Scan the records and identify every line in which the string "beschikbaar" occurs, then return those lines.

====== Dataset entries

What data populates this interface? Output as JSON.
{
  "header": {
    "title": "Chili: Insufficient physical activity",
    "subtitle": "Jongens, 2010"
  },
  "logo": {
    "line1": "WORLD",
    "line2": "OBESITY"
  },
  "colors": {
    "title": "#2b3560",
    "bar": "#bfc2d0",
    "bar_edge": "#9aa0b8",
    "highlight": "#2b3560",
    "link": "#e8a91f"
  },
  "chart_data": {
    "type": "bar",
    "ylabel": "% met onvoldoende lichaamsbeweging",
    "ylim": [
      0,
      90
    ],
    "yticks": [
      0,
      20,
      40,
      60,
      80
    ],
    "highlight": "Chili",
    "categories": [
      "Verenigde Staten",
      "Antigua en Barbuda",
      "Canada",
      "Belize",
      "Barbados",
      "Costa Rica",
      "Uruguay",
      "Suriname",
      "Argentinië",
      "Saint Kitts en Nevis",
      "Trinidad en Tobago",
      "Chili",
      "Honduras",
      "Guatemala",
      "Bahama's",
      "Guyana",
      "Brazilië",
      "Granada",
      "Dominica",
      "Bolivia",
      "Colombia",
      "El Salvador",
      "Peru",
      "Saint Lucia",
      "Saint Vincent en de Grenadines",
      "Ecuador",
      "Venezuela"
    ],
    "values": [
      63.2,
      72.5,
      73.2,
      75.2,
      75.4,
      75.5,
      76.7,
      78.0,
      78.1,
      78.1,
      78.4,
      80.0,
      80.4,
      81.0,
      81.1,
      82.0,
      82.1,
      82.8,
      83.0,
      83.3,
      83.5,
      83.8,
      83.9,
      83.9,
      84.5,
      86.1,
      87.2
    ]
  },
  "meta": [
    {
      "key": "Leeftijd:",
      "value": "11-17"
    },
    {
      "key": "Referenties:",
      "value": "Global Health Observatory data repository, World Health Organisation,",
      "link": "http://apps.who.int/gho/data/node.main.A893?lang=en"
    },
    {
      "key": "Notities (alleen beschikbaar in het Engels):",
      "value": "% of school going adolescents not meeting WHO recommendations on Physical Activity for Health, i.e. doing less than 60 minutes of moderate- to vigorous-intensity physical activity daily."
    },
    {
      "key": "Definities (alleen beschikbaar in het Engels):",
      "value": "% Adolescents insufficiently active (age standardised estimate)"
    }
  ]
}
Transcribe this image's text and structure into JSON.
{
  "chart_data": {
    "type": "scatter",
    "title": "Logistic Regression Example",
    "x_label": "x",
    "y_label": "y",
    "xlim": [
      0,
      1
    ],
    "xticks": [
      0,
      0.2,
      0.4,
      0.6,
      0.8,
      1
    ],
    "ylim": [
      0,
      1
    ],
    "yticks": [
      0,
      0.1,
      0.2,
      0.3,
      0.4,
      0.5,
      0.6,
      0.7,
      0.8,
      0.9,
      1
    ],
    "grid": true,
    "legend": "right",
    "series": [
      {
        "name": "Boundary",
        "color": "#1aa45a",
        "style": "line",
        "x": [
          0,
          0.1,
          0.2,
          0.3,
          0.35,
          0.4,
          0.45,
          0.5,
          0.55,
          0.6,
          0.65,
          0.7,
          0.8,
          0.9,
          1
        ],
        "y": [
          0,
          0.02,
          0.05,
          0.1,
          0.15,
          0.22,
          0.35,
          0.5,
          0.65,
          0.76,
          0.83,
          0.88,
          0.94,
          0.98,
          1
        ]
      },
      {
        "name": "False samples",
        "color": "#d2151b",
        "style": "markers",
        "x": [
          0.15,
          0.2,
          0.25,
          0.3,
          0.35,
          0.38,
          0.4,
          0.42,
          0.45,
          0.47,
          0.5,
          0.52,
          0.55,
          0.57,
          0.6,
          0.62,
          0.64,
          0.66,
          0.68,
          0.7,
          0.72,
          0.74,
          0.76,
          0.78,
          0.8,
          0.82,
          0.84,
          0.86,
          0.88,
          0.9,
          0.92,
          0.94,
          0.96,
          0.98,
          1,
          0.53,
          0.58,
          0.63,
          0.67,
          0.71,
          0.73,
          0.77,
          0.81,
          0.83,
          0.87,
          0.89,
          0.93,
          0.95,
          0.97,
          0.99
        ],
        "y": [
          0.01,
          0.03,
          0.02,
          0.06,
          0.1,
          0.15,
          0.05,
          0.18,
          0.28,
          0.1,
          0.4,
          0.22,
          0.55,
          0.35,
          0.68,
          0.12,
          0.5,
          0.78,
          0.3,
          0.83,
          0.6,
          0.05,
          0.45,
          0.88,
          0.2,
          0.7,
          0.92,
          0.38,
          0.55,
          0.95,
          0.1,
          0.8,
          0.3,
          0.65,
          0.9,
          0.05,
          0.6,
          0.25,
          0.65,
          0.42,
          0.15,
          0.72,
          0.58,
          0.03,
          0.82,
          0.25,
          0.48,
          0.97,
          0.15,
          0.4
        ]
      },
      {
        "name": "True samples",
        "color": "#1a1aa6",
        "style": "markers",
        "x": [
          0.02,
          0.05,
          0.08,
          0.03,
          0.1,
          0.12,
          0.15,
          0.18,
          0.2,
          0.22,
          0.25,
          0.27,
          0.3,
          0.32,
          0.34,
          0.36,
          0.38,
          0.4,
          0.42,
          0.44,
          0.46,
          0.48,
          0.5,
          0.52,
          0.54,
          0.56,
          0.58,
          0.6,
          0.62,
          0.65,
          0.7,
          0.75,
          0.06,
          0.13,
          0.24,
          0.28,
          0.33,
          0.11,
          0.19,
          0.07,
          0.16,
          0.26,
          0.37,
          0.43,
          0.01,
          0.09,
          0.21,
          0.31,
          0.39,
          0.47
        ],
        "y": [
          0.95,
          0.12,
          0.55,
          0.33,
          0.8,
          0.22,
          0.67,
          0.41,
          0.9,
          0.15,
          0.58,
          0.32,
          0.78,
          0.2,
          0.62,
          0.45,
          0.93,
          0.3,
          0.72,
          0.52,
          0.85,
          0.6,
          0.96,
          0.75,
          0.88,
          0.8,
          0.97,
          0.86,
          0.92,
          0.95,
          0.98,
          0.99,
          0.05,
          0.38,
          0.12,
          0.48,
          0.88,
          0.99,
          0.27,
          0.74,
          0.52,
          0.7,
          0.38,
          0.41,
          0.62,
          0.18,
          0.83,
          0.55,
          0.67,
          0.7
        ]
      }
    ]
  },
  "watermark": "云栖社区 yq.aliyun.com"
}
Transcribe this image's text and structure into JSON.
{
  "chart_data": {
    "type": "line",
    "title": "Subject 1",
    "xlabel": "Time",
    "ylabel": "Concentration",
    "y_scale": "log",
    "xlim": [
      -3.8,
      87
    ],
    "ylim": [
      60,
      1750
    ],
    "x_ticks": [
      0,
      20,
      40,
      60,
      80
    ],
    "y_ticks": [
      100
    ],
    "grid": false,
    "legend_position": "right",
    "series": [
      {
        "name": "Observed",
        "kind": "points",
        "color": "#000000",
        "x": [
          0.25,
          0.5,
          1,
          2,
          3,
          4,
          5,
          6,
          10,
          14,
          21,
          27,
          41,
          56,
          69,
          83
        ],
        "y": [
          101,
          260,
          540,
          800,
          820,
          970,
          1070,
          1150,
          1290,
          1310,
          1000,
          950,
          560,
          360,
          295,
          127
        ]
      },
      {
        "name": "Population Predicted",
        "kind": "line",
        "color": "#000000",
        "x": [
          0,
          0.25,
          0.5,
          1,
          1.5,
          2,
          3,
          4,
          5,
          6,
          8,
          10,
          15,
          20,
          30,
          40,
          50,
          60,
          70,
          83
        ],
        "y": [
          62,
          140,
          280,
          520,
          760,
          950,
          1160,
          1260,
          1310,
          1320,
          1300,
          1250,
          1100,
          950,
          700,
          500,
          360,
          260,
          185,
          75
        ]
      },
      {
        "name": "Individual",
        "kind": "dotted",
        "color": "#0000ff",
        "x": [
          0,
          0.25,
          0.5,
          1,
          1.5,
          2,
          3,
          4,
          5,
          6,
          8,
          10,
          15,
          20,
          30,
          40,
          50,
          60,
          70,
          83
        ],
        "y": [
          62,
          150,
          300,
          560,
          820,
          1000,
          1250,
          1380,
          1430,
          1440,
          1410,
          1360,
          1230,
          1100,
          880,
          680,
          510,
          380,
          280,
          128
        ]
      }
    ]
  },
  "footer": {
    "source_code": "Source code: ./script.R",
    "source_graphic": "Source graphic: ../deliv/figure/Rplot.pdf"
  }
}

============

### Solution
      "key": "Notities (alleen beschikbaar in het Engels):",
      "key": "Definities (alleen beschikbaar in het Engels):",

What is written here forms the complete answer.